Exclude images, then output the remaining data verbatim.
┄┄┄┄┄┄┄┄┄┄┄┄┄┄┄┄┄┄┄┄
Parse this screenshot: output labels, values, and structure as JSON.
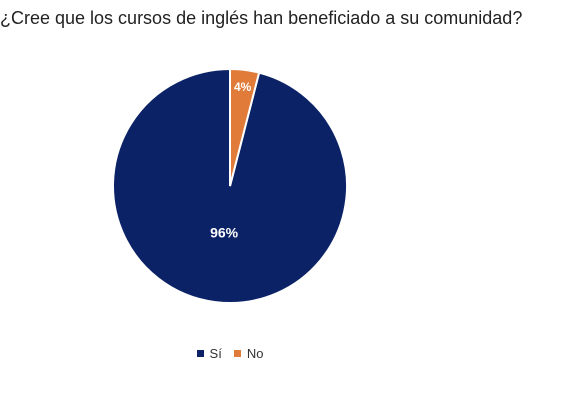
{
  "chart_data": {
    "type": "pie",
    "title": "¿Cree que los cursos de inglés han beneficiado a su comunidad?",
    "categories": [
      "Sí",
      "No"
    ],
    "values": [
      96,
      4
    ],
    "data_labels": [
      "96%",
      "4%"
    ],
    "colors": [
      "#0b2266",
      "#e07b39"
    ],
    "legend_position": "bottom"
  }
}
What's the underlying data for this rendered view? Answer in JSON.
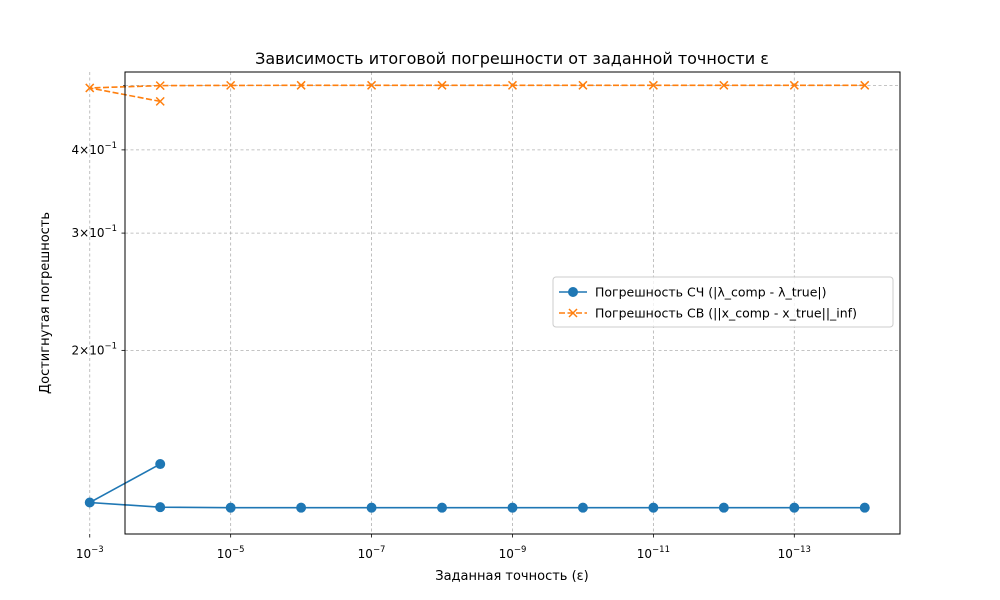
{
  "chart_data": {
    "type": "line",
    "title": "Зависимость итоговой погрешности от заданной точности ε",
    "xlabel": "Заданная точность (ε)",
    "ylabel": "Достигнутая погрешность",
    "x_scale": "log",
    "x_inverted": true,
    "y_scale": "log",
    "xlim": [
      0.000316,
      3.16e-15
    ],
    "ylim": [
      0.106,
      0.5236
    ],
    "x": [
      0.0001,
      0.001,
      0.0001,
      1e-05,
      1e-06,
      1e-07,
      1e-08,
      1e-09,
      1e-10,
      1e-11,
      1e-12,
      1e-13,
      1e-14
    ],
    "x_ticks": [
      {
        "value": 0.001,
        "base": "10",
        "exp": "−3"
      },
      {
        "value": 1e-05,
        "base": "10",
        "exp": "−5"
      },
      {
        "value": 1e-07,
        "base": "10",
        "exp": "−7"
      },
      {
        "value": 1e-09,
        "base": "10",
        "exp": "−9"
      },
      {
        "value": 1e-11,
        "base": "10",
        "exp": "−11"
      },
      {
        "value": 1e-13,
        "base": "10",
        "exp": "−13"
      }
    ],
    "y_ticks": [
      {
        "value": 0.2,
        "base": "2×10",
        "exp": "−1"
      },
      {
        "value": 0.3,
        "base": "3×10",
        "exp": "−1"
      },
      {
        "value": 0.4,
        "base": "4×10",
        "exp": "−1"
      }
    ],
    "y_minor_ticks": [
      0.5
    ],
    "grid": true,
    "legend_position": "center-right",
    "series": [
      {
        "name": "Погрешность СЧ (|λ_comp - λ_true|)",
        "color": "#1f77b4",
        "marker": "circle",
        "linestyle": "solid",
        "values": [
          0.135,
          0.1182,
          0.1163,
          0.1161,
          0.1161,
          0.1161,
          0.1161,
          0.1161,
          0.1161,
          0.1161,
          0.1161,
          0.1161,
          0.1161
        ]
      },
      {
        "name": "Погрешность СВ (||x_comp - x_true||_inf)",
        "color": "#ff7f0e",
        "marker": "x",
        "linestyle": "dashed",
        "values": [
          0.473,
          0.4955,
          0.4995,
          0.4999,
          0.5,
          0.5,
          0.5,
          0.5,
          0.5,
          0.5,
          0.5,
          0.5,
          0.5
        ]
      }
    ]
  }
}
┄┄┄┄┄┄┄┄┄┄┄┄┄┄┄┄┄┄┄┄
### [Written answer]
Parse this screenshot: output labels, values, and structure as JSON.
{
  "chart_data": {
    "type": "pie",
    "title": "¿Cree que los cursos de inglés han beneficiado a su comunidad?",
    "categories": [
      "Sí",
      "No"
    ],
    "values": [
      96,
      4
    ],
    "data_labels": [
      "96%",
      "4%"
    ],
    "colors": [
      "#0b2266",
      "#e07b39"
    ],
    "legend_position": "bottom"
  }
}
What's the underlying data for this rendered view? Answer in JSON.
{
  "chart_data": {
    "type": "line",
    "title": "Зависимость итоговой погрешности от заданной точности ε",
    "xlabel": "Заданная точность (ε)",
    "ylabel": "Достигнутая погрешность",
    "x_scale": "log",
    "x_inverted": true,
    "y_scale": "log",
    "xlim": [
      0.000316,
      3.16e-15
    ],
    "ylim": [
      0.106,
      0.5236
    ],
    "x": [
      0.0001,
      0.001,
      0.0001,
      1e-05,
      1e-06,
      1e-07,
      1e-08,
      1e-09,
      1e-10,
      1e-11,
      1e-12,
      1e-13,
      1e-14
    ],
    "x_ticks": [
      {
        "value": 0.001,
        "base": "10",
        "exp": "−3"
      },
      {
        "value": 1e-05,
        "base": "10",
        "exp": "−5"
      },
      {
        "value": 1e-07,
        "base": "10",
        "exp": "−7"
      },
      {
        "value": 1e-09,
        "base": "10",
        "exp": "−9"
      },
      {
        "value": 1e-11,
        "base": "10",
        "exp": "−11"
      },
      {
        "value": 1e-13,
        "base": "10",
        "exp": "−13"
      }
    ],
    "y_ticks": [
      {
        "value": 0.2,
        "base": "2×10",
        "exp": "−1"
      },
      {
        "value": 0.3,
        "base": "3×10",
        "exp": "−1"
      },
      {
        "value": 0.4,
        "base": "4×10",
        "exp": "−1"
      }
    ],
    "y_minor_ticks": [
      0.5
    ],
    "grid": true,
    "legend_position": "center-right",
    "series": [
      {
        "name": "Погрешность СЧ (|λ_comp - λ_true|)",
        "color": "#1f77b4",
        "marker": "circle",
        "linestyle": "solid",
        "values": [
          0.135,
          0.1182,
          0.1163,
          0.1161,
          0.1161,
          0.1161,
          0.1161,
          0.1161,
          0.1161,
          0.1161,
          0.1161,
          0.1161,
          0.1161
        ]
      },
      {
        "name": "Погрешность СВ (||x_comp - x_true||_inf)",
        "color": "#ff7f0e",
        "marker": "x",
        "linestyle": "dashed",
        "values": [
          0.473,
          0.4955,
          0.4995,
          0.4999,
          0.5,
          0.5,
          0.5,
          0.5,
          0.5,
          0.5,
          0.5,
          0.5,
          0.5
        ]
      }
    ]
  }
}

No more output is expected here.